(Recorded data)

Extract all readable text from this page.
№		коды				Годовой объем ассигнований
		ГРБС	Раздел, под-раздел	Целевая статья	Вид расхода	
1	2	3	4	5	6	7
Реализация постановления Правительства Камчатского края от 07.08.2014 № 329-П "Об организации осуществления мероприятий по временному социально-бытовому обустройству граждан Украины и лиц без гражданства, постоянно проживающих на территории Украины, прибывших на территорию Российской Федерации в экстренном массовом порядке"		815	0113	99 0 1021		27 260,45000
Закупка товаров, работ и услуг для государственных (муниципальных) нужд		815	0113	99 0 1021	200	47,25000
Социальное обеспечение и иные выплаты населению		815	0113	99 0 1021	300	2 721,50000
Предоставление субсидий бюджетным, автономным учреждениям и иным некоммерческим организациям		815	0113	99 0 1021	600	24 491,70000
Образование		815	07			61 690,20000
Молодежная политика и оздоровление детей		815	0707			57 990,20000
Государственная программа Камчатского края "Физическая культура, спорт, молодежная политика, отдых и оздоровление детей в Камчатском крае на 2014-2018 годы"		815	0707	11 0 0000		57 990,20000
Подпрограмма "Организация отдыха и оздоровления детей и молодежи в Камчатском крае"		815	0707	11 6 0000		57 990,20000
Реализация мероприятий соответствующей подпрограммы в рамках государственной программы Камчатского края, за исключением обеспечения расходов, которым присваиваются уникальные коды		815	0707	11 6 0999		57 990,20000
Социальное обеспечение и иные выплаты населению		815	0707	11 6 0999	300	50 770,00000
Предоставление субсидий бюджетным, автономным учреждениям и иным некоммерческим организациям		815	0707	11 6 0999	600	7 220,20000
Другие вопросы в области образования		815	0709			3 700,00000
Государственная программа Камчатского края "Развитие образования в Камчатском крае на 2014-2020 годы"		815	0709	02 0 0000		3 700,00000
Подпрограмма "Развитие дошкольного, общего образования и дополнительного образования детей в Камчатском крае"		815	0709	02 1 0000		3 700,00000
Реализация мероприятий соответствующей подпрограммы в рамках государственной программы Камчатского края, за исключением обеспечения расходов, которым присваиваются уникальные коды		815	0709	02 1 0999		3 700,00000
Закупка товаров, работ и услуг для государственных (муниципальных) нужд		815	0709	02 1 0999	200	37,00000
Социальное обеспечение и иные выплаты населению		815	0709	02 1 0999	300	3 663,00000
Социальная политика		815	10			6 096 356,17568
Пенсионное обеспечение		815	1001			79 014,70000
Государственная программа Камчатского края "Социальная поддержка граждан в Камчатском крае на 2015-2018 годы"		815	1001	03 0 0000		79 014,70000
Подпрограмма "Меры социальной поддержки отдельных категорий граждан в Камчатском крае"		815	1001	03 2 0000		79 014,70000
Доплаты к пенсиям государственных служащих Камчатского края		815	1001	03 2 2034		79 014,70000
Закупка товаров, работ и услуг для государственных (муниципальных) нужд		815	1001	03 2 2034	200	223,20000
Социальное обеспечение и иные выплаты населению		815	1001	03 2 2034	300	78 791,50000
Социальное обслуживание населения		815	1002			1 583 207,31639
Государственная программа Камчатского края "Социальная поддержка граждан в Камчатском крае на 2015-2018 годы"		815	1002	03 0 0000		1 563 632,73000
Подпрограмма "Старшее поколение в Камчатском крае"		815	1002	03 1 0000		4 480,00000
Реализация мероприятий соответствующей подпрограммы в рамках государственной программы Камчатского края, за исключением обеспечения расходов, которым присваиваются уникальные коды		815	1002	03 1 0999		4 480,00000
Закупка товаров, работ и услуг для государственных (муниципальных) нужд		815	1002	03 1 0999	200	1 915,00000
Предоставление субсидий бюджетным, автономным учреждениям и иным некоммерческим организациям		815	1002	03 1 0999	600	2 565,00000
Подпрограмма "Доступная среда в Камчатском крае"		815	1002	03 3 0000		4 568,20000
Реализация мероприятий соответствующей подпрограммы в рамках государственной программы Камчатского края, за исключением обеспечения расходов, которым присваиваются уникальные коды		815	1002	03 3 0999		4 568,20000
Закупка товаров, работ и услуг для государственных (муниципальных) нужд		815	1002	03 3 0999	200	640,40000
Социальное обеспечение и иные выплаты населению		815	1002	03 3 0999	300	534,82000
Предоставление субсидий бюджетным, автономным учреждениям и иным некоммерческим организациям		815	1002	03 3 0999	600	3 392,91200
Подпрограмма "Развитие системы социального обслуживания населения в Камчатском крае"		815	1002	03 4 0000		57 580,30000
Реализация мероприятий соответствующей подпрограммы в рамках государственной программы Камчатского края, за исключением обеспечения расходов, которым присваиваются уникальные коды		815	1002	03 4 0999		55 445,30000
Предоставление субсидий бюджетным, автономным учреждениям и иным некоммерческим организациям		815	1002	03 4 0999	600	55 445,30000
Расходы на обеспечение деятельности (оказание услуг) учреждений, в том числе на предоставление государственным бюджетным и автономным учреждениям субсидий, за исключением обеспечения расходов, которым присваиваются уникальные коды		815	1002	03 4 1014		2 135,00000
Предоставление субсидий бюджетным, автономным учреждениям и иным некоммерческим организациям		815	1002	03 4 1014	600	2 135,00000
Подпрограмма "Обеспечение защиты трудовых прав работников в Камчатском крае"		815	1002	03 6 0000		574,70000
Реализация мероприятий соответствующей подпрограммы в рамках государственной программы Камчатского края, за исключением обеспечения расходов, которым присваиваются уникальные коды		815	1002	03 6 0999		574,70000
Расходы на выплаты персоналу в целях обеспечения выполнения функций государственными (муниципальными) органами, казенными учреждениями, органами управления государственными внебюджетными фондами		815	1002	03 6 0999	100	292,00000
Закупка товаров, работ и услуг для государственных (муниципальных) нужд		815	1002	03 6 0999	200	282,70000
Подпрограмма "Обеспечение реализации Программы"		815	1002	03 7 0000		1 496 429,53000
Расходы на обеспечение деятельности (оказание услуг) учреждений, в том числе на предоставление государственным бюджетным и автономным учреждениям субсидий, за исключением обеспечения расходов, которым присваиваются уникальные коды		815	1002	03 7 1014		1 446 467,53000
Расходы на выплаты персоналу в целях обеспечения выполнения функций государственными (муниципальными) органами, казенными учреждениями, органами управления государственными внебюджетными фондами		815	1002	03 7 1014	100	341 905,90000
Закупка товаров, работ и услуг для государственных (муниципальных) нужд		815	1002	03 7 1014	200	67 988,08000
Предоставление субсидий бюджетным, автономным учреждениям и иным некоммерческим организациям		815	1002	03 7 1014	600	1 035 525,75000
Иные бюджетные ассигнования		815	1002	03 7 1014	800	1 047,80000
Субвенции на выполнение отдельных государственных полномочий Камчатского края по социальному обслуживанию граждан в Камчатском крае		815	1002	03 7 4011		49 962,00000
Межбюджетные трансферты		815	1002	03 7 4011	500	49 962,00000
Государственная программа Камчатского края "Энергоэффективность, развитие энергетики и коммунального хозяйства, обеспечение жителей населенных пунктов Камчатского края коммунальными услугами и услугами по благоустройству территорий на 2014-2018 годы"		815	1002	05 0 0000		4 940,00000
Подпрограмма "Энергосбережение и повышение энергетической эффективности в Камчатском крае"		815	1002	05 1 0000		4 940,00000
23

- **Aim**
Your task is to reproduce all of the records exactly.

- **Task output**
Extract all readable text from this page.
№		коды				Годовой объем ассигнований
		ГРБС	Раздел, под-раздел	Целевая статья	Вид расхода	
1	2	3	4	5	6	7
Реализация постановления Правительства Камчатского края от 07.08.2014 № 329-П "Об организации осуществления мероприятий по временному социально-бытовому обустройству граждан Украины и лиц без гражданства, постоянно проживающих на территории Украины, прибывших на территорию Российской Федерации в экстренном массовом порядке"		815	0113	99 0 1021		27 260,45000
Закупка товаров, работ и услуг для государственных (муниципальных) нужд		815	0113	99 0 1021	200	47,25000
Социальное обеспечение и иные выплаты населению		815	0113	99 0 1021	300	2 721,50000
Предоставление субсидий бюджетным, автономным учреждениям и иным некоммерческим организациям		815	0113	99 0 1021	600	24 491,70000
Образование		815	07			61 690,20000
Молодежная политика и оздоровление детей		815	0707			57 990,20000
Государственная программа Камчатского края "Физическая культура, спорт, молодежная политика, отдых и оздоровление детей в Камчатском крае на 2014-2018 годы"		815	0707	11 0 0000		57 990,20000
Подпрограмма "Организация отдыха и оздоровления детей и молодежи в Камчатском крае"		815	0707	11 6 0000		57 990,20000
Реализация мероприятий соответствующей подпрограммы в рамках государственной программы Камчатского края, за исключением обеспечения расходов, которым присваиваются уникальные коды		815	0707	11 6 0999		57 990,20000
Социальное обеспечение и иные выплаты населению		815	0707	11 6 0999	300	50 770,00000
Предоставление субсидий бюджетным, автономным учреждениям и иным некоммерческим организациям		815	0707	11 6 0999	600	7 220,20000
Другие вопросы в области образования		815	0709			3 700,00000
Государственная программа Камчатского края "Развитие образования в Камчатском крае на 2014-2020 годы"		815	0709	02 0 0000		3 700,00000
Подпрограмма "Развитие дошкольного, общего образования и дополнительного образования детей в Камчатском крае"		815	0709	02 1 0000		3 700,00000
Реализация мероприятий соответствующей подпрограммы в рамках государственной программы Камчатского края, за исключением обеспечения расходов, которым присваиваются уникальные коды		815	0709	02 1 0999		3 700,00000
Закупка товаров, работ и услуг для государственных (муниципальных) нужд		815	0709	02 1 0999	200	37,00000
Социальное обеспечение и иные выплаты населению		815	0709	02 1 0999	300	3 663,00000
Социальная политика		815	10			6 096 356,17568
Пенсионное обеспечение		815	1001			79 014,70000
Государственная программа Камчатского края "Социальная поддержка граждан в Камчатском крае на 2015-2018 годы"		815	1001	03 0 0000		79 014,70000
Подпрограмма "Меры социальной поддержки отдельных категорий граждан в Камчатском крае"		815	1001	03 2 0000		79 014,70000
Доплаты к пенсиям государственных служащих Камчатского края		815	1001	03 2 2034		79 014,70000
Закупка товаров, работ и услуг для государственных (муниципальных) нужд		815	1001	03 2 2034	200	223,20000
Социальное обеспечение и иные выплаты населению		815	1001	03 2 2034	300	78 791,50000
Социальное обслуживание населения		815	1002			1 583 207,31639
Государственная программа Камчатского края "Социальная поддержка граждан в Камчатском крае на 2015-2018 годы"		815	1002	03 0 0000		1 563 632,73000
Подпрограмма "Старшее поколение в Камчатском крае"		815	1002	03 1 0000		4 480,00000
Реализация мероприятий соответствующей подпрограммы в рамках государственной программы Камчатского края, за исключением обеспечения расходов, которым присваиваются уникальные коды		815	1002	03 1 0999		4 480,00000
Закупка товаров, работ и услуг для государственных (муниципальных) нужд		815	1002	03 1 0999	200	1 915,00000
Предоставление субсидий бюджетным, автономным учреждениям и иным некоммерческим организациям		815	1002	03 1 0999	600	2 565,00000
Подпрограмма "Доступная среда в Камчатском крае"		815	1002	03 3 0000		4 568,20000
Реализация мероприятий соответствующей подпрограммы в рамках государственной программы Камчатского края, за исключением обеспечения расходов, которым присваиваются уникальные коды		815	1002	03 3 0999		4 568,20000
Закупка товаров, работ и услуг для государственных (муниципальных) нужд		815	1002	03 3 0999	200	640,40000
Социальное обеспечение и иные выплаты населению		815	1002	03 3 0999	300	534,82000
Предоставление субсидий бюджетным, автономным учреждениям и иным некоммерческим организациям		815	1002	03 3 0999	600	3 392,91200
Подпрограмма "Развитие системы социального обслуживания населения в Камчатском крае"		815	1002	03 4 0000		57 580,30000
Реализация мероприятий соответствующей подпрограммы в рамках государственной программы Камчатского края, за исключением обеспечения расходов, которым присваиваются уникальные коды		815	1002	03 4 0999		55 445,30000
Предоставление субсидий бюджетным, автономным учреждениям и иным некоммерческим организациям		815	1002	03 4 0999	600	55 445,30000
Расходы на обеспечение деятельности (оказание услуг) учреждений, в том числе на предоставление государственным бюджетным и автономным учреждениям субсидий, за исключением обеспечения расходов, которым присваиваются уникальные коды		815	1002	03 4 1014		2 135,00000
Предоставление субсидий бюджетным, автономным учреждениям и иным некоммерческим организациям		815	1002	03 4 1014	600	2 135,00000
Подпрограмма "Обеспечение защиты трудовых прав работников в Камчатском крае"		815	1002	03 6 0000		574,70000
Реализация мероприятий соответствующей подпрограммы в рамках государственной программы Камчатского края, за исключением обеспечения расходов, которым присваиваются уникальные коды		815	1002	03 6 0999		574,70000
Расходы на выплаты персоналу в целях обеспечения выполнения функций государственными (муниципальными) органами, казенными учреждениями, органами управления государственными внебюджетными фондами		815	1002	03 6 0999	100	292,00000
Закупка товаров, работ и услуг для государственных (муниципальных) нужд		815	1002	03 6 0999	200	282,70000
Подпрограмма "Обеспечение реализации Программы"		815	1002	03 7 0000		1 496 429,53000
Расходы на обеспечение деятельности (оказание услуг) учреждений, в том числе на предоставление государственным бюджетным и автономным учреждениям субсидий, за исключением обеспечения расходов, которым присваиваются уникальные коды		815	1002	03 7 1014		1 446 467,53000
Расходы на выплаты персоналу в целях обеспечения выполнения функций государственными (муниципальными) органами, казенными учреждениями, органами управления государственными внебюджетными фондами		815	1002	03 7 1014	100	341 905,90000
Закупка товаров, работ и услуг для государственных (муниципальных) нужд		815	1002	03 7 1014	200	67 988,08000
Предоставление субсидий бюджетным, автономным учреждениям и иным некоммерческим организациям		815	1002	03 7 1014	600	1 035 525,75000
Иные бюджетные ассигнования		815	1002	03 7 1014	800	1 047,80000
Субвенции на выполнение отдельных государственных полномочий Камчатского края по социальному обслуживанию граждан в Камчатском крае		815	1002	03 7 4011		49 962,00000
Межбюджетные трансферты		815	1002	03 7 4011	500	49 962,00000
Государственная программа Камчатского края "Энергоэффективность, развитие энергетики и коммунального хозяйства, обеспечение жителей населенных пунктов Камчатского края коммунальными услугами и услугами по благоустройству территорий на 2014-2018 годы"		815	1002	05 0 0000		4 940,00000
Подпрограмма "Энергосбережение и повышение энергетической эффективности в Камчатском крае"		815	1002	05 1 0000		4 940,00000
23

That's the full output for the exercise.